---- Exercise materials

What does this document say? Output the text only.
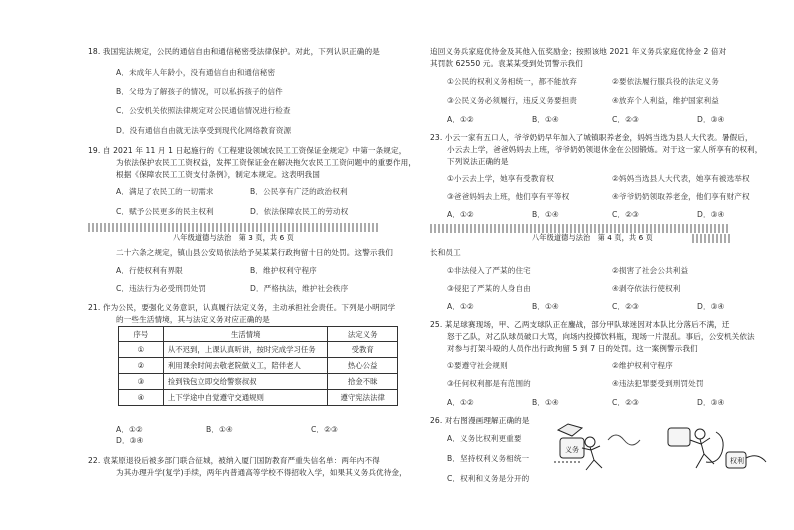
18. 我国宪法规定，公民的通信自由和通信秘密受法律保护。对此，下列认识正确的是
A．未成年人年龄小，没有通信自由和通信秘密
B．父母为了解孩子的情况，可以私拆孩子的信件
C．公安机关依照法律规定对公民通信情况进行检查
D．没有通信自由就无法享受到现代化网络教育资源
19. 自 2021 年 11 月 1 日起施行的《工程建设领域农民工工资保证金规定》中第一条规定，
为依法保护农民工工资权益，发挥工资保证金在解决拖欠农民工工资问题中的重要作用，
根据《保障农民工工资支付条例》，制定本规定。这表明我国
A．满足了农民工的一切需求	B．公民享有广泛的政治权利
C．赋予公民更多的民主权利	D．依法保障农民工的劳动权
八年级道德与法治　第 3 页，共 6 页
二十六条之规定，镇山县公安局依法给予吴某某行政拘留十日的处罚。这警示我们
A．行使权利有界限	B．维护权利守程序
C．违法行为必受刑罚处罚	D．严格执法，维护社会秩序
21. 作为公民，要强化义务意识，认真履行法定义务，主动承担社会责任。下列是小明同学
的一些生活情境，其与法定义务对应正确的是
序号	生活情境	法定义务
①	从不迟到，上课认真听讲，按时完成学习任务	受教育
②	利用课余时间去敬老院做义工，陪伴老人	热心公益
③	捡到钱包立即交给警察叔叔	拾金不昧
④	上下学途中自觉遵守交通规则	遵守宪法法律
A．①②	B．①④	C．②③
D．③④
22. 袁某原退役后被多部门联合征城，被纳入厦门国防教育严重失信名单：两年内不得
为其办理升学(复学)手续，两年内普通高等学校不得招收入学，如果其义务兵优待金，
追回义务兵家庭优待金及其他入伍奖励金；按照该地 2021 年义务兵家庭优待金 2 倍对
其罚款 62550 元。袁某某受到处罚警示我们
①公民的权利义务相统一，都不能放弃	②要依法履行服兵役的法定义务
③公民义务必须履行，违反义务要担责	④放弃个人利益，维护国家利益
A．①②	B．①④	C．②③	D．③④
23. 小云一家有五口人，爷爷奶奶早年加入了城镇职养老金，妈妈当选为县人大代表。暑假后，
小云去上学，爸爸妈妈去上班，爷爷奶奶领退休金在公园锻炼。对于这一家人所享有的权利，
下列说法正确的是
①小云去上学，她享有受教育权	②妈妈当选县人大代表，她享有被选举权
③爸爸妈妈去上班，他们享有平等权	④爷爷奶奶领取养老金，他们享有财产权
A．①②	B．①④	C．②③	D．③④
八年级道德与法治　第 4 页，共 6 页
长和员工
①非法侵入了严某的住宅	②损害了社会公共利益
③侵犯了严某的人身自由	④剥夺依法行使权利
A．①②	B．①④	C．②③	D．③④
25. 某足球赛现场，甲、乙两支球队正在鏖战，部分甲队球迷因对本队比分落后不满，迁
怒于乙队，对乙队球员破口大骂，向场内投掷饮料瓶，现场一片混乱。事后，公安机关依法
对参与打架斗殴的人员作出行政拘留 5 到 7 日的处罚。这一案例警示我们
①要遵守社会规则	②维护权利守程序
③任何权利都是有范围的	④违法犯罪要受到刑罚处罚
A．①②	B．①④	C．②③	D．③④
26. 对右图漫画理解正确的是
A．义务比权利更重要
B．坚持权利义务相统一
C．权利和义务是分开的
义务
权利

--------

[Task details]: Reproduce the material above verbatim; omit every picture.

[Worked solution]:
What does this document say? Output the text only.
18. 我国宪法规定，公民的通信自由和通信秘密受法律保护。对此，下列认识正确的是
A．未成年人年龄小，没有通信自由和通信秘密
B．父母为了解孩子的情况，可以私拆孩子的信件
C．公安机关依照法律规定对公民通信情况进行检查
D．没有通信自由就无法享受到现代化网络教育资源
19. 自 2021 年 11 月 1 日起施行的《工程建设领域农民工工资保证金规定》中第一条规定，
为依法保护农民工工资权益，发挥工资保证金在解决拖欠农民工工资问题中的重要作用，
根据《保障农民工工资支付条例》，制定本规定。这表明我国
A．满足了农民工的一切需求	B．公民享有广泛的政治权利
C．赋予公民更多的民主权利	D．依法保障农民工的劳动权
八年级道德与法治　第 3 页，共 6 页
二十六条之规定，镇山县公安局依法给予吴某某行政拘留十日的处罚。这警示我们
A．行使权利有界限	B．维护权利守程序
C．违法行为必受刑罚处罚	D．严格执法，维护社会秩序
21. 作为公民，要强化义务意识，认真履行法定义务，主动承担社会责任。下列是小明同学
的一些生活情境，其与法定义务对应正确的是
序号	生活情境	法定义务
①	从不迟到，上课认真听讲，按时完成学习任务	受教育
②	利用课余时间去敬老院做义工，陪伴老人	热心公益
③	捡到钱包立即交给警察叔叔	拾金不昧
④	上下学途中自觉遵守交通规则	遵守宪法法律
A．①②	B．①④	C．②③
D．③④
22. 袁某原退役后被多部门联合征城，被纳入厦门国防教育严重失信名单：两年内不得
为其办理升学(复学)手续，两年内普通高等学校不得招收入学，如果其义务兵优待金，
追回义务兵家庭优待金及其他入伍奖励金；按照该地 2021 年义务兵家庭优待金 2 倍对
其罚款 62550 元。袁某某受到处罚警示我们
①公民的权利义务相统一，都不能放弃	②要依法履行服兵役的法定义务
③公民义务必须履行，违反义务要担责	④放弃个人利益，维护国家利益
A．①②	B．①④	C．②③	D．③④
23. 小云一家有五口人，爷爷奶奶早年加入了城镇职养老金，妈妈当选为县人大代表。暑假后，
小云去上学，爸爸妈妈去上班，爷爷奶奶领退休金在公园锻炼。对于这一家人所享有的权利，
下列说法正确的是
①小云去上学，她享有受教育权	②妈妈当选县人大代表，她享有被选举权
③爸爸妈妈去上班，他们享有平等权	④爷爷奶奶领取养老金，他们享有财产权
A．①②	B．①④	C．②③	D．③④
八年级道德与法治　第 4 页，共 6 页
长和员工
①非法侵入了严某的住宅	②损害了社会公共利益
③侵犯了严某的人身自由	④剥夺依法行使权利
A．①②	B．①④	C．②③	D．③④
25. 某足球赛现场，甲、乙两支球队正在鏖战，部分甲队球迷因对本队比分落后不满，迁
怒于乙队，对乙队球员破口大骂，向场内投掷饮料瓶，现场一片混乱。事后，公安机关依法
对参与打架斗殴的人员作出行政拘留 5 到 7 日的处罚。这一案例警示我们
①要遵守社会规则	②维护权利守程序
③任何权利都是有范围的	④违法犯罪要受到刑罚处罚
A．①②	B．①④	C．②③	D．③④
26. 对右图漫画理解正确的是
A．义务比权利更重要
B．坚持权利义务相统一
C．权利和义务是分开的
义务
权利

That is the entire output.